Task: Give every line of the items below as a JSON list of strings, one string per line, skipping blank lines. Leave the pictures out.

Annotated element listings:
######
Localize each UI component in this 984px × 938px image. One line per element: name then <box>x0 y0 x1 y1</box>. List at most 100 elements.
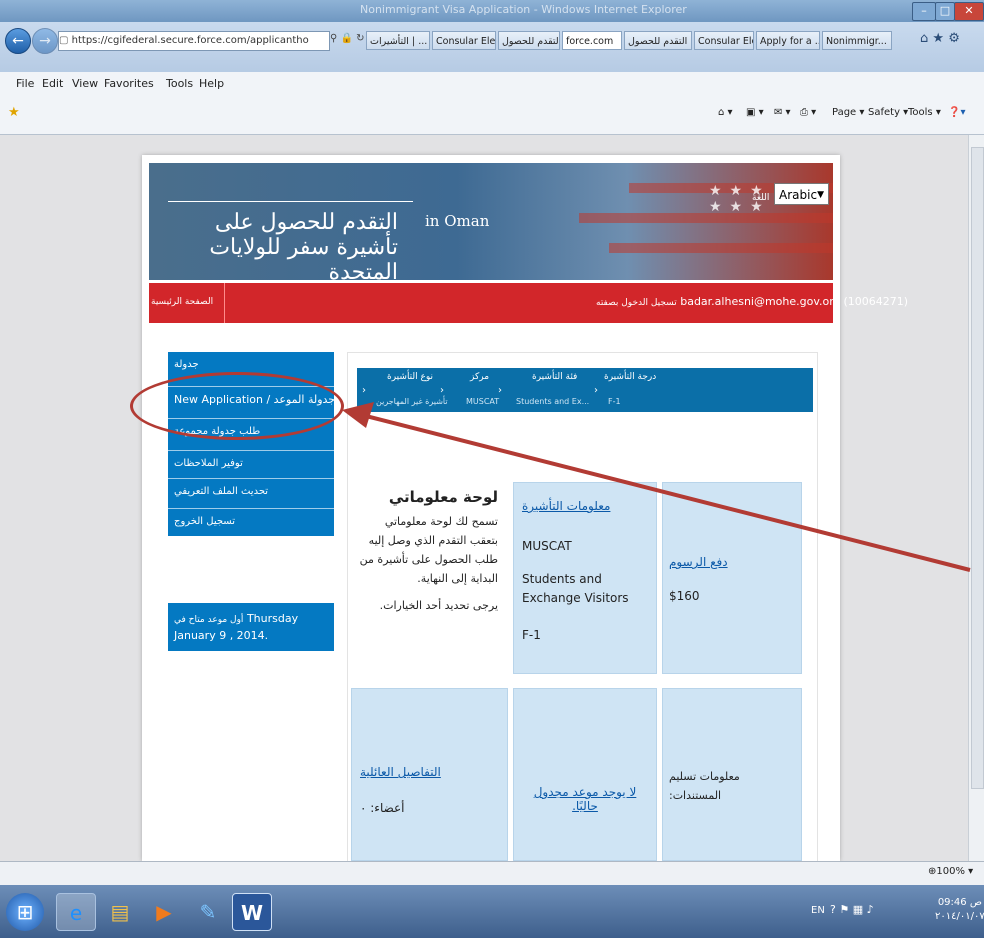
document-delivery-info: معلومات تسليم المستندات: <box>669 770 740 802</box>
page-menu[interactable]: Page ▾ <box>832 107 864 118</box>
browser-tab[interactable]: التقدم للحصول ... <box>498 31 560 50</box>
family-members: أعضاء: ٠ <box>360 801 405 815</box>
window-title-bar: Nonimmigrant Visa Application - Windows … <box>0 0 984 22</box>
tray-icons[interactable]: ? ⚑ ▦ ♪ <box>830 903 874 916</box>
status-bar <box>0 861 984 886</box>
print-icon[interactable]: ⎙ ▾ <box>800 107 816 118</box>
folder-icon: ▤ <box>110 900 130 924</box>
language-select[interactable]: Arabic ▼ <box>774 183 829 205</box>
clock-time: 09:46 ص <box>937 897 982 908</box>
refresh-icon[interactable]: ↻ <box>356 33 364 44</box>
browser-tab[interactable]: Consular Ele... <box>432 31 496 50</box>
browser-tab[interactable]: التأشيرات | ... <box>366 31 430 50</box>
family-card[interactable]: التفاصيل العائلية أعضاء: ٠ <box>351 688 508 861</box>
documents-card[interactable]: معلومات تسليم المستندات: <box>662 688 802 861</box>
mail-icon[interactable]: ✉ ▾ <box>774 107 791 118</box>
menu-favorites[interactable]: Favorites <box>104 77 154 90</box>
taskbar-app[interactable]: ✎ <box>188 893 228 931</box>
chevron-right-icon: › <box>362 385 366 396</box>
menu-help[interactable]: Help <box>199 77 224 90</box>
word-icon: W <box>240 901 264 925</box>
lock-icon: 🔒 <box>340 33 353 44</box>
safety-menu[interactable]: Safety ▾ <box>868 107 908 118</box>
home-command-icon[interactable]: ⌂ ▾ <box>718 107 733 118</box>
taskbar-media[interactable]: ▶ <box>144 893 184 931</box>
divider <box>224 283 225 323</box>
taskbar-word[interactable]: W <box>232 893 272 931</box>
paint-icon: ✎ <box>199 900 217 924</box>
home-icon[interactable]: ⌂ <box>920 31 928 46</box>
appointment-card[interactable]: لا يوجد موعد مجدول حاليًا. <box>513 688 657 861</box>
chevron-right-icon: › <box>594 385 598 396</box>
back-button[interactable]: ← <box>5 28 31 54</box>
favorites-add-icon[interactable]: ★ <box>8 105 20 120</box>
logged-in-label: تسجيل الدخول بصفته <box>596 298 677 308</box>
system-clock[interactable]: 09:46 ص ٢٠١٤/٠١/٠٧ <box>935 896 984 924</box>
user-email: badar.alhesni@mohe.gov.om (10064271) <box>680 295 909 308</box>
address-bar[interactable]: ▢ https://cgifederal.secure.force.com/ap… <box>58 31 330 51</box>
flag-icon[interactable]: ⚑ <box>839 903 849 916</box>
browser-tab[interactable]: Consular Ele... <box>694 31 754 50</box>
media-player-icon: ▶ <box>156 900 172 924</box>
country-label: in Oman <box>425 212 490 230</box>
menu-view[interactable]: View <box>72 77 98 90</box>
breadcrumb-label: مركز <box>470 372 490 382</box>
sidebar-item-logout[interactable]: تسجيل الخروج <box>168 508 334 534</box>
breadcrumb-label: فئة التأشيرة <box>532 372 578 382</box>
logged-in-user: تسجيل الدخول بصفته badar.alhesni@mohe.go… <box>596 295 908 308</box>
address-url: https://cgifederal.secure.force.com/appl… <box>71 35 309 46</box>
browser-tab[interactable]: Nonimmigr... <box>822 31 892 50</box>
chevron-right-icon: › <box>440 385 444 396</box>
menu-tools[interactable]: Tools <box>166 77 193 90</box>
menu-file[interactable]: File <box>16 77 34 90</box>
annotation-ellipse <box>130 372 344 440</box>
windows-logo-icon: ⊞ <box>16 900 34 924</box>
close-button[interactable]: ✕ <box>954 2 984 21</box>
gear-icon[interactable]: ⚙ <box>948 31 960 46</box>
menu-edit[interactable]: Edit <box>42 77 63 90</box>
network-icon[interactable]: ▦ <box>853 903 863 916</box>
family-details-link[interactable]: التفاصيل العائلية <box>360 765 499 779</box>
sidebar-item-feedback[interactable]: توفير الملاحظات <box>168 450 334 476</box>
home-link[interactable]: الصفحة الرئيسية <box>151 297 213 307</box>
chevron-right-icon: › <box>498 385 502 396</box>
start-button[interactable]: ⊞ <box>6 893 44 931</box>
flag-stripe <box>609 243 833 253</box>
toolbar-icons[interactable]: ⌂ ★ ⚙ <box>920 31 960 46</box>
taskbar-explorer[interactable]: ▤ <box>100 893 140 931</box>
clock-date: ٢٠١٤/٠١/٠٧ <box>935 911 984 922</box>
volume-icon[interactable]: ♪ <box>867 903 874 916</box>
search-icon[interactable]: ⚲ <box>330 33 337 44</box>
fee-amount: $160 <box>669 589 700 603</box>
annotation-arrow <box>342 402 971 572</box>
internet-explorer-icon: e <box>69 901 83 925</box>
browser-tab-active[interactable]: force.com <box>562 31 622 50</box>
first-available-appointment: أول موعد متاح في Thursday January 9 , 20… <box>168 603 334 651</box>
chevron-down-icon: ▼ <box>817 190 824 200</box>
help-icon[interactable]: ? <box>830 903 836 916</box>
forward-button[interactable]: → <box>32 28 58 54</box>
tools-menu[interactable]: Tools ▾ <box>908 107 941 118</box>
language-label: اللغة <box>752 193 770 203</box>
zoom-control[interactable]: ⊕100% ▾ <box>928 866 973 877</box>
page-icon: ▢ <box>59 35 72 46</box>
title-rule <box>168 201 413 202</box>
input-language[interactable]: EN <box>811 905 825 916</box>
breadcrumb-label: درجة التأشيرة <box>604 372 657 382</box>
back-arrow-icon: ← <box>12 33 24 49</box>
maximize-button[interactable]: □ <box>935 2 955 21</box>
browser-tab[interactable]: Apply for a ... <box>756 31 820 50</box>
minimize-button[interactable]: – <box>912 2 936 21</box>
page-title: التقدم للحصول على تأشيرة سفر للولايات ال… <box>209 210 398 285</box>
visa-class: F-1 <box>522 628 541 642</box>
feeds-icon[interactable]: ▣ ▾ <box>746 107 764 118</box>
favorites-star-icon[interactable]: ★ <box>932 31 944 46</box>
forward-arrow-icon: → <box>39 33 51 49</box>
window-title: Nonimmigrant Visa Application - Windows … <box>360 3 687 16</box>
browser-tab[interactable]: التقدم للحصول ... <box>624 31 692 50</box>
sidebar-item-update-profile[interactable]: تحديث الملف التعريفي <box>168 478 334 504</box>
help-icon[interactable]: ❓▾ <box>948 107 965 118</box>
taskbar-ie[interactable]: e <box>56 893 96 931</box>
appointment-status[interactable]: لا يوجد موعد مجدول حاليًا. <box>522 785 648 813</box>
annotation-arrow-line <box>357 412 971 572</box>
######
Response below:
[
  "Localize each UI component in this 984px × 938px image. One line per element: name then <box>x0 y0 x1 y1</box>. List at most 100 elements.",
  "document-delivery-info: معلومات تسليم المستندات: <box>669 770 740 802</box>",
  "page-menu[interactable]: Page ▾ <box>832 107 864 118</box>",
  "browser-tab[interactable]: التقدم للحصول ... <box>498 31 560 50</box>",
  "family-members: أعضاء: ٠ <box>360 801 405 815</box>",
  "window-title-bar: Nonimmigrant Visa Application - Windows … <box>0 0 984 22</box>",
  "tray-icons[interactable]: ? ⚑ ▦ ♪ <box>830 903 874 916</box>",
  "status-bar <box>0 861 984 886</box>",
  "print-icon[interactable]: ⎙ ▾ <box>800 107 816 118</box>",
  "folder-icon: ▤ <box>110 900 130 924</box>",
  "language-select[interactable]: Arabic ▼ <box>774 183 829 205</box>",
  "clock-time: 09:46 ص <box>937 897 982 908</box>",
  "refresh-icon[interactable]: ↻ <box>356 33 364 44</box>",
  "browser-tab[interactable]: Consular Ele... <box>432 31 496 50</box>",
  "browser-tab[interactable]: التأشيرات | ... <box>366 31 430 50</box>",
  "family-card[interactable]: التفاصيل العائلية أعضاء: ٠ <box>351 688 508 861</box>",
  "documents-card[interactable]: معلومات تسليم المستندات: <box>662 688 802 861</box>",
  "mail-icon[interactable]: ✉ ▾ <box>774 107 791 118</box>",
  "menu-favorites[interactable]: Favorites <box>104 77 154 90</box>",
  "taskbar-app[interactable]: ✎ <box>188 893 228 931</box>",
  "chevron-right-icon: › <box>362 385 366 396</box>",
  "menu-help[interactable]: Help <box>199 77 224 90</box>",
  "word-icon: W <box>240 901 264 925</box>",
  "lock-icon: 🔒 <box>340 33 353 44</box>",
  "safety-menu[interactable]: Safety ▾ <box>868 107 908 118</box>",
  "home-command-icon[interactable]: ⌂ ▾ <box>718 107 733 118</box>",
  "taskbar-media[interactable]: ▶ <box>144 893 184 931</box>",
  "divider <box>224 283 225 323</box>",
  "taskbar-word[interactable]: W <box>232 893 272 931</box>",
  "paint-icon: ✎ <box>199 900 217 924</box>",
  "home-icon[interactable]: ⌂ <box>920 31 928 46</box>",
  "appointment-card[interactable]: لا يوجد موعد مجدول حاليًا. <box>513 688 657 861</box>",
  "chevron-right-icon: › <box>594 385 598 396</box>",
  "back-button[interactable]: ← <box>5 28 31 54</box>",
  "favorites-add-icon[interactable]: ★ <box>8 105 20 120</box>",
  "logged-in-label: تسجيل الدخول بصفته <box>596 298 677 308</box>",
  "system-clock[interactable]: 09:46 ص ٢٠١٤/٠١/٠٧ <box>935 896 984 924</box>",
  "user-email: badar.alhesni@mohe.gov.om (10064271) <box>680 295 909 308</box>",
  "address-bar[interactable]: ▢ https://cgifederal.secure.force.com/ap… <box>58 31 330 51</box>",
  "flag-icon[interactable]: ⚑ <box>839 903 849 916</box>",
  "browser-tab[interactable]: Consular Ele... <box>694 31 754 50</box>",
  "media-player-icon: ▶ <box>156 900 172 924</box>",
  "country-label: in Oman <box>425 212 490 230</box>",
  "menu-view[interactable]: View <box>72 77 98 90</box>",
  "breadcrumb-label: مركز <box>470 372 490 382</box>",
  "sidebar-item-logout[interactable]: تسجيل الخروج <box>168 508 334 534</box>",
  "breadcrumb-label: فئة التأشيرة <box>532 372 578 382</box>",
  "logged-in-user: تسجيل الدخول بصفته badar.alhesni@mohe.go… <box>596 295 908 308</box>",
  "address-url: https://cgifederal.secure.force.com/appl… <box>71 35 309 46</box>",
  "browser-tab[interactable]: Nonimmigr... <box>822 31 892 50</box>",
  "chevron-right-icon: › <box>440 385 444 396</box>",
  "menu-tools[interactable]: Tools <box>166 77 193 90</box>",
  "menu-file[interactable]: File <box>16 77 34 90</box>",
  "annotation-ellipse <box>130 372 344 440</box>",
  "windows-logo-icon: ⊞ <box>16 900 34 924</box>",
  "close-button[interactable]: ✕ <box>954 2 984 21</box>",
  "gear-icon[interactable]: ⚙ <box>948 31 960 46</box>",
  "menu-edit[interactable]: Edit <box>42 77 63 90</box>",
  "network-icon[interactable]: ▦ <box>853 903 863 916</box>",
  "family-details-link[interactable]: التفاصيل العائلية <box>360 765 499 779</box>",
  "sidebar-item-feedback[interactable]: توفير الملاحظات <box>168 450 334 476</box>",
  "home-link[interactable]: الصفحة الرئيسية <box>151 297 213 307</box>",
  "chevron-right-icon: › <box>498 385 502 396</box>",
  "start-button[interactable]: ⊞ <box>6 893 44 931</box>",
  "flag-stripe <box>609 243 833 253</box>",
  "toolbar-icons[interactable]: ⌂ ★ ⚙ <box>920 31 960 46</box>",
  "taskbar-explorer[interactable]: ▤ <box>100 893 140 931</box>",
  "clock-date: ٢٠١٤/٠١/٠٧ <box>935 911 984 922</box>",
  "volume-icon[interactable]: ♪ <box>867 903 874 916</box>",
  "search-icon[interactable]: ⚲ <box>330 33 337 44</box>",
  "fee-amount: $160 <box>669 589 700 603</box>",
  "annotation-arrow <box>342 402 971 572</box>",
  "internet-explorer-icon: e <box>69 901 83 925</box>",
  "browser-tab-active[interactable]: force.com <box>562 31 622 50</box>",
  "first-available-appointment: أول موعد متاح في Thursday January 9 , 20… <box>168 603 334 651</box>",
  "chevron-down-icon: ▼ <box>817 190 824 200</box>",
  "help-icon[interactable]: ? <box>830 903 836 916</box>",
  "forward-button[interactable]: → <box>32 28 58 54</box>",
  "tools-menu[interactable]: Tools ▾ <box>908 107 941 118</box>",
  "language-label: اللغة <box>752 193 770 203</box>",
  "zoom-control[interactable]: ⊕100% ▾ <box>928 866 973 877</box>",
  "page-icon: ▢ <box>59 35 72 46</box>",
  "title-rule <box>168 201 413 202</box>",
  "input-language[interactable]: EN <box>811 905 825 916</box>",
  "breadcrumb-label: درجة التأشيرة <box>604 372 657 382</box>",
  "back-arrow-icon: ← <box>12 33 24 49</box>",
  "maximize-button[interactable]: □ <box>935 2 955 21</box>",
  "browser-tab[interactable]: Apply for a ... <box>756 31 820 50</box>",
  "minimize-button[interactable]: – <box>912 2 936 21</box>",
  "page-title: التقدم للحصول على تأشيرة سفر للولايات ال… <box>209 210 398 285</box>",
  "visa-class: F-1 <box>522 628 541 642</box>",
  "feeds-icon[interactable]: ▣ ▾ <box>746 107 764 118</box>",
  "favorites-star-icon[interactable]: ★ <box>932 31 944 46</box>",
  "forward-arrow-icon: → <box>39 33 51 49</box>",
  "window-title: Nonimmigrant Visa Application - Windows … <box>360 3 687 16</box>",
  "browser-tab[interactable]: التقدم للحصول ... <box>624 31 692 50</box>",
  "sidebar-item-update-profile[interactable]: تحديث الملف التعريفي <box>168 478 334 504</box>",
  "help-icon[interactable]: ❓▾ <box>948 107 965 118</box>",
  "taskbar-ie[interactable]: e <box>56 893 96 931</box>",
  "appointment-status[interactable]: لا يوجد موعد مجدول حاليًا. <box>522 785 648 813</box>",
  "annotation-arrow-line <box>357 412 971 572</box>"
]